_THE REQUEST_. Transcribe the data in full and exactly, omitting any pictures.

◆ ◆ ◆ ◆

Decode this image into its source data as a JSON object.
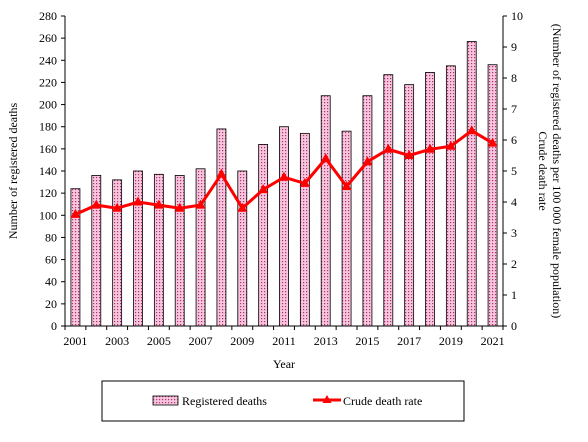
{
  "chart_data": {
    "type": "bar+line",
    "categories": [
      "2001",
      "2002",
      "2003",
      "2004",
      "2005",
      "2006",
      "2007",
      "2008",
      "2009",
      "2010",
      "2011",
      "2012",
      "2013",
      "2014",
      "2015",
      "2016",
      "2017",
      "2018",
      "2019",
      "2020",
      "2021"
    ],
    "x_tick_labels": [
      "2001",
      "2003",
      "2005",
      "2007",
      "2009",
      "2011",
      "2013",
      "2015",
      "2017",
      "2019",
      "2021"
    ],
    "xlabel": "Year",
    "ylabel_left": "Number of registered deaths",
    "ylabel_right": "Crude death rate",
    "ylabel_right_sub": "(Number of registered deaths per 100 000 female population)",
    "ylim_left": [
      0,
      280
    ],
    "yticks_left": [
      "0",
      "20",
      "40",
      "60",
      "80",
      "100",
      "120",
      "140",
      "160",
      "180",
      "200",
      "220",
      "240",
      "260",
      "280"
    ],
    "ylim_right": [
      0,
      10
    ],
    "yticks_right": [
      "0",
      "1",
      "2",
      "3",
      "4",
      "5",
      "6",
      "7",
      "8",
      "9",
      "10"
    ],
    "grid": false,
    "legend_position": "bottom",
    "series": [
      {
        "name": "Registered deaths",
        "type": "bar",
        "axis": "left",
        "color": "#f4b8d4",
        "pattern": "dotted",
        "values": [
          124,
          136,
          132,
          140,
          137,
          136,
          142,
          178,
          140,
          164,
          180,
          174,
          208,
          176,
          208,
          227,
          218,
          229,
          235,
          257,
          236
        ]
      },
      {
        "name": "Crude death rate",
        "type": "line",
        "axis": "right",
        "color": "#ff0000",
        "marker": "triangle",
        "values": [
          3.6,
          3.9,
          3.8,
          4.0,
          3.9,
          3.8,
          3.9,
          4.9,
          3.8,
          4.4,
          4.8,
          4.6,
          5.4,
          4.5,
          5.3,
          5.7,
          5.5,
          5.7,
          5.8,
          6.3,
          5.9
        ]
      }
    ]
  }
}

◆ ◆ ◆ ◆

_OUTPUT OF THE TASK_.
Decode this image into its source data as a JSON object.
{
  "chart_data": {
    "type": "bar+line",
    "categories": [
      "2001",
      "2002",
      "2003",
      "2004",
      "2005",
      "2006",
      "2007",
      "2008",
      "2009",
      "2010",
      "2011",
      "2012",
      "2013",
      "2014",
      "2015",
      "2016",
      "2017",
      "2018",
      "2019",
      "2020",
      "2021"
    ],
    "x_tick_labels": [
      "2001",
      "2003",
      "2005",
      "2007",
      "2009",
      "2011",
      "2013",
      "2015",
      "2017",
      "2019",
      "2021"
    ],
    "xlabel": "Year",
    "ylabel_left": "Number of registered deaths",
    "ylabel_right": "Crude death rate",
    "ylabel_right_sub": "(Number of registered deaths per 100 000 female population)",
    "ylim_left": [
      0,
      280
    ],
    "yticks_left": [
      "0",
      "20",
      "40",
      "60",
      "80",
      "100",
      "120",
      "140",
      "160",
      "180",
      "200",
      "220",
      "240",
      "260",
      "280"
    ],
    "ylim_right": [
      0,
      10
    ],
    "yticks_right": [
      "0",
      "1",
      "2",
      "3",
      "4",
      "5",
      "6",
      "7",
      "8",
      "9",
      "10"
    ],
    "grid": false,
    "legend_position": "bottom",
    "series": [
      {
        "name": "Registered deaths",
        "type": "bar",
        "axis": "left",
        "color": "#f4b8d4",
        "pattern": "dotted",
        "values": [
          124,
          136,
          132,
          140,
          137,
          136,
          142,
          178,
          140,
          164,
          180,
          174,
          208,
          176,
          208,
          227,
          218,
          229,
          235,
          257,
          236
        ]
      },
      {
        "name": "Crude death rate",
        "type": "line",
        "axis": "right",
        "color": "#ff0000",
        "marker": "triangle",
        "values": [
          3.6,
          3.9,
          3.8,
          4.0,
          3.9,
          3.8,
          3.9,
          4.9,
          3.8,
          4.4,
          4.8,
          4.6,
          5.4,
          4.5,
          5.3,
          5.7,
          5.5,
          5.7,
          5.8,
          6.3,
          5.9
        ]
      }
    ]
  }
}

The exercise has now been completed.